[Material for this task start]

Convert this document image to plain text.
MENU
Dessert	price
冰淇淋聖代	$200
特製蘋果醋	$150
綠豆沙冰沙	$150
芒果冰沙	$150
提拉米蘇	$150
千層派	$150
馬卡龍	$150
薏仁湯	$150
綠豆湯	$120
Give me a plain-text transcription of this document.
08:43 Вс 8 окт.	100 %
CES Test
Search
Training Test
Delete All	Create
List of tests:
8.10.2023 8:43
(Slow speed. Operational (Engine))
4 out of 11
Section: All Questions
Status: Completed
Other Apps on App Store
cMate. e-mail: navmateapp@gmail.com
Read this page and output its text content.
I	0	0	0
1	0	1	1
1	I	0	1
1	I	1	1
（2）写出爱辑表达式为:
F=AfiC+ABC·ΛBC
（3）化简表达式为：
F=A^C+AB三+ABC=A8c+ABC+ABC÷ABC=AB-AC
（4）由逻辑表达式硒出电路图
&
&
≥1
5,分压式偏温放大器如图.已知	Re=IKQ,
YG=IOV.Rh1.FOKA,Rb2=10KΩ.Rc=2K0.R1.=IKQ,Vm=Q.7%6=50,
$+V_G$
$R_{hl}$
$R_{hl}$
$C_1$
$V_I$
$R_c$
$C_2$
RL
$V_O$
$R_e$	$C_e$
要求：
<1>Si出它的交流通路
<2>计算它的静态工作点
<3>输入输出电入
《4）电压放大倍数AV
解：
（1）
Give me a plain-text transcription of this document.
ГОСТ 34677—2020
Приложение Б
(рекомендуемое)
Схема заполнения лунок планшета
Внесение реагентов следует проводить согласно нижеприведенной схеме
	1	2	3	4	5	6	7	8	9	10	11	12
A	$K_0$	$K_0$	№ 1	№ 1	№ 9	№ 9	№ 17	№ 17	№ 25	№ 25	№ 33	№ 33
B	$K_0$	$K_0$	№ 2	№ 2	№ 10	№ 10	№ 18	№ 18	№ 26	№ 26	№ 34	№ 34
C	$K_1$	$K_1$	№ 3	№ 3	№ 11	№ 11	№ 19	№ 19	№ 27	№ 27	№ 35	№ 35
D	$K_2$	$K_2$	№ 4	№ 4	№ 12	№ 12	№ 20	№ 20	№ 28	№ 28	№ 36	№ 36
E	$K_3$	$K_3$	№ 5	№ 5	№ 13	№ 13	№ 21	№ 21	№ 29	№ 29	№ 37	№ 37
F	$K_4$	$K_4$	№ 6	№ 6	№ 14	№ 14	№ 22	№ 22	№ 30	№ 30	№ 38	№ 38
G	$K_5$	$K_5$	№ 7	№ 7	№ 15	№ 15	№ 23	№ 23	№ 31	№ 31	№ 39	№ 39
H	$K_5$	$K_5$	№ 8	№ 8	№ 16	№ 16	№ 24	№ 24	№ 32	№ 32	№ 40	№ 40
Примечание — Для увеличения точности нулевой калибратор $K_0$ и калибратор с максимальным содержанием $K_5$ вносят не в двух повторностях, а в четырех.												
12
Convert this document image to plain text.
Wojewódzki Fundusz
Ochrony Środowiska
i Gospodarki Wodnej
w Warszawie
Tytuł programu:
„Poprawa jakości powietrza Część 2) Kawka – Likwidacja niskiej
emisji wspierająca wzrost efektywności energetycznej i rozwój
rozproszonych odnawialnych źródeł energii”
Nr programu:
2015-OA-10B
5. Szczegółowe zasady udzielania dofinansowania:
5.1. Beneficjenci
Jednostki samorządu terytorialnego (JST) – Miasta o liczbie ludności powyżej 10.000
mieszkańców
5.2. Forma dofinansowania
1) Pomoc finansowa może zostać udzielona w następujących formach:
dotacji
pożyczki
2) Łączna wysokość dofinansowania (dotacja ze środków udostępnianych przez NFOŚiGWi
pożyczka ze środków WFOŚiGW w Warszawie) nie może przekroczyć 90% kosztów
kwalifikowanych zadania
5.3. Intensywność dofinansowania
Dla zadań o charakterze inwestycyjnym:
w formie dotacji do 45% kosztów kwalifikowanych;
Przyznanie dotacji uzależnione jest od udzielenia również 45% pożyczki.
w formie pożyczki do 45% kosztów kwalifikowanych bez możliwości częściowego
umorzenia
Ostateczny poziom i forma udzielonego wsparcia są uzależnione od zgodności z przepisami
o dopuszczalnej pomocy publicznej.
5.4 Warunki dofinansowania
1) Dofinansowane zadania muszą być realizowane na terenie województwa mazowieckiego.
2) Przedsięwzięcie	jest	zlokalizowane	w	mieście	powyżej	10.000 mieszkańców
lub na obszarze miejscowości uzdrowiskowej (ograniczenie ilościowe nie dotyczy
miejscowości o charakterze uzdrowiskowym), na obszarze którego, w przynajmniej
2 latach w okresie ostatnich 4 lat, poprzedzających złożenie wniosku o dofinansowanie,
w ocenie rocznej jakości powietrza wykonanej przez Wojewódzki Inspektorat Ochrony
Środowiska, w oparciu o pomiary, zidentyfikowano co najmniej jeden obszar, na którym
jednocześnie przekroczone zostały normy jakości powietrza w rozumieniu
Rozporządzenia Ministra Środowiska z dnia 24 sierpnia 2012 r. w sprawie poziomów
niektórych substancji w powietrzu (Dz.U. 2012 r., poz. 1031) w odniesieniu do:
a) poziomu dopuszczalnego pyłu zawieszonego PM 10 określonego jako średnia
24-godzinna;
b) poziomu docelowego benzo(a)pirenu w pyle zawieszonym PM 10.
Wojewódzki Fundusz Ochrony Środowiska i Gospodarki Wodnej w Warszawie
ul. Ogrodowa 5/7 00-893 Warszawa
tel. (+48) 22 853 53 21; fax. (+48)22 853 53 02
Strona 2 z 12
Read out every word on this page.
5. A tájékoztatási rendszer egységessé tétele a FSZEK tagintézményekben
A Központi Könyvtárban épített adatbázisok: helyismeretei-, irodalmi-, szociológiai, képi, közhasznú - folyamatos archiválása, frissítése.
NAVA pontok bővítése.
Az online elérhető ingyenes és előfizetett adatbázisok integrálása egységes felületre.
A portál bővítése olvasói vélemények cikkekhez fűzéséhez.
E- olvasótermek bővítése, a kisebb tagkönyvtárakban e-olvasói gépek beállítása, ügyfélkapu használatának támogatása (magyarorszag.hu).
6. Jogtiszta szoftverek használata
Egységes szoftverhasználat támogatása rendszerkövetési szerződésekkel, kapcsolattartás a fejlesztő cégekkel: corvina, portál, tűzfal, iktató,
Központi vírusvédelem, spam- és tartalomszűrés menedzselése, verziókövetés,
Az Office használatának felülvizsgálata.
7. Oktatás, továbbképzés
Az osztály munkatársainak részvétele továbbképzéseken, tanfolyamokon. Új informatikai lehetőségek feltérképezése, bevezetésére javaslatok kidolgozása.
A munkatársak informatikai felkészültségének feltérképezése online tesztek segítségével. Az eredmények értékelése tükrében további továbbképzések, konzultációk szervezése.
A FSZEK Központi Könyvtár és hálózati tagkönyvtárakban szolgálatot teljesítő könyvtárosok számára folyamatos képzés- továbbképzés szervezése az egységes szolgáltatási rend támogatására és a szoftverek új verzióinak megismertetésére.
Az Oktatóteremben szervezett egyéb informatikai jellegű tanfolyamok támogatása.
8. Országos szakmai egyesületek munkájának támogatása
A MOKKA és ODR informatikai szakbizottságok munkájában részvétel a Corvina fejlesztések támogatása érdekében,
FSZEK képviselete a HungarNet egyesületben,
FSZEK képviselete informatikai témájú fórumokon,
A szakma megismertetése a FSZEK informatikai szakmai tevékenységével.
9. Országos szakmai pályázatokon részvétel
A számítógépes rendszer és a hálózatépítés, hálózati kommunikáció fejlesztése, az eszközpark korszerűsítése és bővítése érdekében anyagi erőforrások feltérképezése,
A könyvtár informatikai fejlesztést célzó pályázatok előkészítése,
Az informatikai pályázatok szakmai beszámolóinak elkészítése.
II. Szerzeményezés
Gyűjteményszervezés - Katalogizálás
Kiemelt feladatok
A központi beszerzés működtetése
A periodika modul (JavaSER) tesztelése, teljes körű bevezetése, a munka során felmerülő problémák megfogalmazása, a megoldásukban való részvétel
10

[Material for this task end]

Your objective
Gather and return every line that holds the string "powietrza".

Finished exercise
„Poprawa jakości powietrza Część 2) Kawka – Likwidacja niskiej
w ocenie rocznej jakości powietrza wykonanej przez Wojewódzki Inspektorat Ochrony
jednocześnie przekroczone zostały normy jakości powietrza w rozumieniu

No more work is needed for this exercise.